■ **What is expected**
Each entry below is to be extracted exactly.

■ **Materials provided**

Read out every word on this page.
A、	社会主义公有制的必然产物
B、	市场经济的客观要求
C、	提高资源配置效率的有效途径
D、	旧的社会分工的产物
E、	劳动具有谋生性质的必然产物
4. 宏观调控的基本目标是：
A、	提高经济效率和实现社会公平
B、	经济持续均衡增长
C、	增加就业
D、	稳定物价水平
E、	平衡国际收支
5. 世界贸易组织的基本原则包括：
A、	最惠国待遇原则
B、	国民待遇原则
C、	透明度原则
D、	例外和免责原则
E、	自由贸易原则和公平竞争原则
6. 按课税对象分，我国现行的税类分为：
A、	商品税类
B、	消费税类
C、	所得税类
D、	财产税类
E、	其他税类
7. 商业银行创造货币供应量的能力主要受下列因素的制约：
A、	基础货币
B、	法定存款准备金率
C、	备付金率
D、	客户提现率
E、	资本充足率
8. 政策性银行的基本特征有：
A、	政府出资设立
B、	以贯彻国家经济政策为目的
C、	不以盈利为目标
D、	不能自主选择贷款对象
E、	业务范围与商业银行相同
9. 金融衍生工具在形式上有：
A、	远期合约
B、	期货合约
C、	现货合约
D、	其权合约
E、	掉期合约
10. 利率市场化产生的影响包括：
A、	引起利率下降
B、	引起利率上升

■ **In response**
Read out every word on this page.
A、	社会主义公有制的必然产物
B、	市场经济的客观要求
C、	提高资源配置效率的有效途径
D、	旧的社会分工的产物
E、	劳动具有谋生性质的必然产物
4. 宏观调控的基本目标是：
A、	提高经济效率和实现社会公平
B、	经济持续均衡增长
C、	增加就业
D、	稳定物价水平
E、	平衡国际收支
5. 世界贸易组织的基本原则包括：
A、	最惠国待遇原则
B、	国民待遇原则
C、	透明度原则
D、	例外和免责原则
E、	自由贸易原则和公平竞争原则
6. 按课税对象分，我国现行的税类分为：
A、	商品税类
B、	消费税类
C、	所得税类
D、	财产税类
E、	其他税类
7. 商业银行创造货币供应量的能力主要受下列因素的制约：
A、	基础货币
B、	法定存款准备金率
C、	备付金率
D、	客户提现率
E、	资本充足率
8. 政策性银行的基本特征有：
A、	政府出资设立
B、	以贯彻国家经济政策为目的
C、	不以盈利为目标
D、	不能自主选择贷款对象
E、	业务范围与商业银行相同
9. 金融衍生工具在形式上有：
A、	远期合约
B、	期货合约
C、	现货合约
D、	其权合约
E、	掉期合约
10. 利率市场化产生的影响包括：
A、	引起利率下降
B、	引起利率上升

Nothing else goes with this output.